** start of Supplied data **
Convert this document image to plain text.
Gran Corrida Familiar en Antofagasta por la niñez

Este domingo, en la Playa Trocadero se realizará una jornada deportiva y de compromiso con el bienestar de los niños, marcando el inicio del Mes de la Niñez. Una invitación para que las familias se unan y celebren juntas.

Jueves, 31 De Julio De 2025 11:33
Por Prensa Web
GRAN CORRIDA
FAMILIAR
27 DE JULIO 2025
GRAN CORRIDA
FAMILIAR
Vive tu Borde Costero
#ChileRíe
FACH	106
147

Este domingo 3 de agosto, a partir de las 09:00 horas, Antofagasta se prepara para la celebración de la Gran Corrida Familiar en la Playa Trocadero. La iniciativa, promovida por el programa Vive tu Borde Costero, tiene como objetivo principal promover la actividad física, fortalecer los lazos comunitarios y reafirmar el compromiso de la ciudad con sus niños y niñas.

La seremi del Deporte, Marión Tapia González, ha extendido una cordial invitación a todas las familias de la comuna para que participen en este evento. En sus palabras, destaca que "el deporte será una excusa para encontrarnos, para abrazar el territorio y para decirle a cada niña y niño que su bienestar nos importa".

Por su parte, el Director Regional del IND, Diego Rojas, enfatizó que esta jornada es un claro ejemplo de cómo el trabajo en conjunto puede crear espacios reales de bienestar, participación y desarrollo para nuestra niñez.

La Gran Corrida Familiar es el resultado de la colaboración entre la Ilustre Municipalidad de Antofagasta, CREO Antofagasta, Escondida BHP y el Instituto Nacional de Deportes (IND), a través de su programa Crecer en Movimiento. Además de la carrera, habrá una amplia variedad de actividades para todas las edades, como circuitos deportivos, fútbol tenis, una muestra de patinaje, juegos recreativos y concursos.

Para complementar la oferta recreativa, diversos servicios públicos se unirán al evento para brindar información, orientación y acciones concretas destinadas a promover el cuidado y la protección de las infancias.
** end of Supplied data **
Exercise.
All the entries above need to be reproduced exactly.

Right answer.
Convert this document image to plain text.
Gran Corrida Familiar en Antofagasta por la niñez

Este domingo, en la Playa Trocadero se realizará una jornada deportiva y de compromiso con el bienestar de los niños, marcando el inicio del Mes de la Niñez. Una invitación para que las familias se unan y celebren juntas.

Jueves, 31 De Julio De 2025 11:33
Por Prensa Web
GRAN CORRIDA
FAMILIAR
27 DE JULIO 2025
GRAN CORRIDA
FAMILIAR
Vive tu Borde Costero
#ChileRíe
FACH	106
147

Este domingo 3 de agosto, a partir de las 09:00 horas, Antofagasta se prepara para la celebración de la Gran Corrida Familiar en la Playa Trocadero. La iniciativa, promovida por el programa Vive tu Borde Costero, tiene como objetivo principal promover la actividad física, fortalecer los lazos comunitarios y reafirmar el compromiso de la ciudad con sus niños y niñas.

La seremi del Deporte, Marión Tapia González, ha extendido una cordial invitación a todas las familias de la comuna para que participen en este evento. En sus palabras, destaca que "el deporte será una excusa para encontrarnos, para abrazar el territorio y para decirle a cada niña y niño que su bienestar nos importa".

Por su parte, el Director Regional del IND, Diego Rojas, enfatizó que esta jornada es un claro ejemplo de cómo el trabajo en conjunto puede crear espacios reales de bienestar, participación y desarrollo para nuestra niñez.

La Gran Corrida Familiar es el resultado de la colaboración entre la Ilustre Municipalidad de Antofagasta, CREO Antofagasta, Escondida BHP y el Instituto Nacional de Deportes (IND), a través de su programa Crecer en Movimiento. Además de la carrera, habrá una amplia variedad de actividades para todas las edades, como circuitos deportivos, fútbol tenis, una muestra de patinaje, juegos recreativos y concursos.

Para complementar la oferta recreativa, diversos servicios públicos se unirán al evento para brindar información, orientación y acciones concretas destinadas a promover el cuidado y la protección de las infancias.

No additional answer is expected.